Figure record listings

○ ○ ○ ○

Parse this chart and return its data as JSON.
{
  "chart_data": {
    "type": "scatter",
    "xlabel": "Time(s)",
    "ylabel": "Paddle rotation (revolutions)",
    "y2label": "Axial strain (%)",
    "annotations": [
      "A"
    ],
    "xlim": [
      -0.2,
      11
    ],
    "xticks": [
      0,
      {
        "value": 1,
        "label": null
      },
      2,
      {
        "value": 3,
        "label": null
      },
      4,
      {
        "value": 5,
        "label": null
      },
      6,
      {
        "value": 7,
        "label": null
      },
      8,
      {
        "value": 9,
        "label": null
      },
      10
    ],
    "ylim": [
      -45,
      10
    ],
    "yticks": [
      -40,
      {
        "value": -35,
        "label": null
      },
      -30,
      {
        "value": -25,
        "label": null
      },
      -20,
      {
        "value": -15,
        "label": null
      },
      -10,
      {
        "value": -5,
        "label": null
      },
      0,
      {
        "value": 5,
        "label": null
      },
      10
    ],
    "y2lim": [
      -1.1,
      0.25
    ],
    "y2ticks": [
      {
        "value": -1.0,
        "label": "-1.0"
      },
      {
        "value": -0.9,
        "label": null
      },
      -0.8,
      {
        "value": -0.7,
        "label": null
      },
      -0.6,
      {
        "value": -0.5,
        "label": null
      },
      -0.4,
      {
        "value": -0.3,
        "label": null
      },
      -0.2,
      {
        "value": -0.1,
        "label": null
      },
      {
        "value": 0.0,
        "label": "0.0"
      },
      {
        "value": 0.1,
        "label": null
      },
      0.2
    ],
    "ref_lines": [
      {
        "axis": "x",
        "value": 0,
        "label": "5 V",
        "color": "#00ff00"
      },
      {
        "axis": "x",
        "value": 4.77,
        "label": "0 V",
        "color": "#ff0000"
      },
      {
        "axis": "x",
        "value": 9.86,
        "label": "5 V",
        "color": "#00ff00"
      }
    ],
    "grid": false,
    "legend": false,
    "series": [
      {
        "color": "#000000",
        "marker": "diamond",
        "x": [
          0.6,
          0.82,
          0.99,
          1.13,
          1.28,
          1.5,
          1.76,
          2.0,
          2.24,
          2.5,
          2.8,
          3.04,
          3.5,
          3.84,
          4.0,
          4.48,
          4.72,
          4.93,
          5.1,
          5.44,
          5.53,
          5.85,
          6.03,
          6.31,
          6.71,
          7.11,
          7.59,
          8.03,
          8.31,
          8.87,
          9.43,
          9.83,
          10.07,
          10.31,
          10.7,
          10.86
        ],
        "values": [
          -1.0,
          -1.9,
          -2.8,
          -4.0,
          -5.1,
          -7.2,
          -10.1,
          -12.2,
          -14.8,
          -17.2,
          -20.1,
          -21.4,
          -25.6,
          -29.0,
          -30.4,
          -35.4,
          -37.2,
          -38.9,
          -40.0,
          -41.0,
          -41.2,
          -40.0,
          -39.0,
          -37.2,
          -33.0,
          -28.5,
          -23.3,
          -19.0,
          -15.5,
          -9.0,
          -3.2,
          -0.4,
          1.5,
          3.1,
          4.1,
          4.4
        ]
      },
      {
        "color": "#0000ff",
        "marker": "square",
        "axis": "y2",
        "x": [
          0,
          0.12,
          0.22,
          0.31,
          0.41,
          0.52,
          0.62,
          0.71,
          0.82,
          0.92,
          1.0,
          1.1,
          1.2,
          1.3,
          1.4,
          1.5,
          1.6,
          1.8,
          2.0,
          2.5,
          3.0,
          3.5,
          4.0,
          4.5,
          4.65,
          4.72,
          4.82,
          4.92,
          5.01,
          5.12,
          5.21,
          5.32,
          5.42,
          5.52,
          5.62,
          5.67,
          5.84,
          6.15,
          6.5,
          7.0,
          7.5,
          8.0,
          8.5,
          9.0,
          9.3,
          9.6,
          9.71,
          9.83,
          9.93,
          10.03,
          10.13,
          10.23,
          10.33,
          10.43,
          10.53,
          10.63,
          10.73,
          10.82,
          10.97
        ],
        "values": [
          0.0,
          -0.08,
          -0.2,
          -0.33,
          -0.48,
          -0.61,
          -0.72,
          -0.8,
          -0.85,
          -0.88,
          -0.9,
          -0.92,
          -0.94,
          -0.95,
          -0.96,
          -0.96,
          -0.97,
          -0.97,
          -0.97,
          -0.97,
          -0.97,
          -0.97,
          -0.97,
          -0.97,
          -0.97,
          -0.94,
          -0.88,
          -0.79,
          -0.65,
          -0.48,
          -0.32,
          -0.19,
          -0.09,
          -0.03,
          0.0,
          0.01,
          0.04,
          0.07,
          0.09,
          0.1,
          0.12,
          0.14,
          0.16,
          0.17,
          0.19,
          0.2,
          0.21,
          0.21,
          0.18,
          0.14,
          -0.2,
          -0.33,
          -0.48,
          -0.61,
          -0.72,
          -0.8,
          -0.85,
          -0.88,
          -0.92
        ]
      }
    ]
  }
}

○ ○ ○ ○

→ **What needs to be done**
Return the entries above exactly, each one complete.

→ **Response**
Parse this chart and return its data as JSON.
{
  "chart_data": {
    "type": "scatter",
    "xlabel": "Time(s)",
    "ylabel": "Paddle rotation (revolutions)",
    "y2label": "Axial strain (%)",
    "annotations": [
      "A"
    ],
    "xlim": [
      -0.2,
      11
    ],
    "xticks": [
      0,
      {
        "value": 1,
        "label": null
      },
      2,
      {
        "value": 3,
        "label": null
      },
      4,
      {
        "value": 5,
        "label": null
      },
      6,
      {
        "value": 7,
        "label": null
      },
      8,
      {
        "value": 9,
        "label": null
      },
      10
    ],
    "ylim": [
      -45,
      10
    ],
    "yticks": [
      -40,
      {
        "value": -35,
        "label": null
      },
      -30,
      {
        "value": -25,
        "label": null
      },
      -20,
      {
        "value": -15,
        "label": null
      },
      -10,
      {
        "value": -5,
        "label": null
      },
      0,
      {
        "value": 5,
        "label": null
      },
      10
    ],
    "y2lim": [
      -1.1,
      0.25
    ],
    "y2ticks": [
      {
        "value": -1.0,
        "label": "-1.0"
      },
      {
        "value": -0.9,
        "label": null
      },
      -0.8,
      {
        "value": -0.7,
        "label": null
      },
      -0.6,
      {
        "value": -0.5,
        "label": null
      },
      -0.4,
      {
        "value": -0.3,
        "label": null
      },
      -0.2,
      {
        "value": -0.1,
        "label": null
      },
      {
        "value": 0.0,
        "label": "0.0"
      },
      {
        "value": 0.1,
        "label": null
      },
      0.2
    ],
    "ref_lines": [
      {
        "axis": "x",
        "value": 0,
        "label": "5 V",
        "color": "#00ff00"
      },
      {
        "axis": "x",
        "value": 4.77,
        "label": "0 V",
        "color": "#ff0000"
      },
      {
        "axis": "x",
        "value": 9.86,
        "label": "5 V",
        "color": "#00ff00"
      }
    ],
    "grid": false,
    "legend": false,
    "series": [
      {
        "color": "#000000",
        "marker": "diamond",
        "x": [
          0.6,
          0.82,
          0.99,
          1.13,
          1.28,
          1.5,
          1.76,
          2.0,
          2.24,
          2.5,
          2.8,
          3.04,
          3.5,
          3.84,
          4.0,
          4.48,
          4.72,
          4.93,
          5.1,
          5.44,
          5.53,
          5.85,
          6.03,
          6.31,
          6.71,
          7.11,
          7.59,
          8.03,
          8.31,
          8.87,
          9.43,
          9.83,
          10.07,
          10.31,
          10.7,
          10.86
        ],
        "values": [
          -1.0,
          -1.9,
          -2.8,
          -4.0,
          -5.1,
          -7.2,
          -10.1,
          -12.2,
          -14.8,
          -17.2,
          -20.1,
          -21.4,
          -25.6,
          -29.0,
          -30.4,
          -35.4,
          -37.2,
          -38.9,
          -40.0,
          -41.0,
          -41.2,
          -40.0,
          -39.0,
          -37.2,
          -33.0,
          -28.5,
          -23.3,
          -19.0,
          -15.5,
          -9.0,
          -3.2,
          -0.4,
          1.5,
          3.1,
          4.1,
          4.4
        ]
      },
      {
        "color": "#0000ff",
        "marker": "square",
        "axis": "y2",
        "x": [
          0,
          0.12,
          0.22,
          0.31,
          0.41,
          0.52,
          0.62,
          0.71,
          0.82,
          0.92,
          1.0,
          1.1,
          1.2,
          1.3,
          1.4,
          1.5,
          1.6,
          1.8,
          2.0,
          2.5,
          3.0,
          3.5,
          4.0,
          4.5,
          4.65,
          4.72,
          4.82,
          4.92,
          5.01,
          5.12,
          5.21,
          5.32,
          5.42,
          5.52,
          5.62,
          5.67,
          5.84,
          6.15,
          6.5,
          7.0,
          7.5,
          8.0,
          8.5,
          9.0,
          9.3,
          9.6,
          9.71,
          9.83,
          9.93,
          10.03,
          10.13,
          10.23,
          10.33,
          10.43,
          10.53,
          10.63,
          10.73,
          10.82,
          10.97
        ],
        "values": [
          0.0,
          -0.08,
          -0.2,
          -0.33,
          -0.48,
          -0.61,
          -0.72,
          -0.8,
          -0.85,
          -0.88,
          -0.9,
          -0.92,
          -0.94,
          -0.95,
          -0.96,
          -0.96,
          -0.97,
          -0.97,
          -0.97,
          -0.97,
          -0.97,
          -0.97,
          -0.97,
          -0.97,
          -0.97,
          -0.94,
          -0.88,
          -0.79,
          -0.65,
          -0.48,
          -0.32,
          -0.19,
          -0.09,
          -0.03,
          0.0,
          0.01,
          0.04,
          0.07,
          0.09,
          0.1,
          0.12,
          0.14,
          0.16,
          0.17,
          0.19,
          0.2,
          0.21,
          0.21,
          0.18,
          0.14,
          -0.2,
          -0.33,
          -0.48,
          -0.61,
          -0.72,
          -0.8,
          -0.85,
          -0.88,
          -0.92
        ]
      }
    ]
  }
}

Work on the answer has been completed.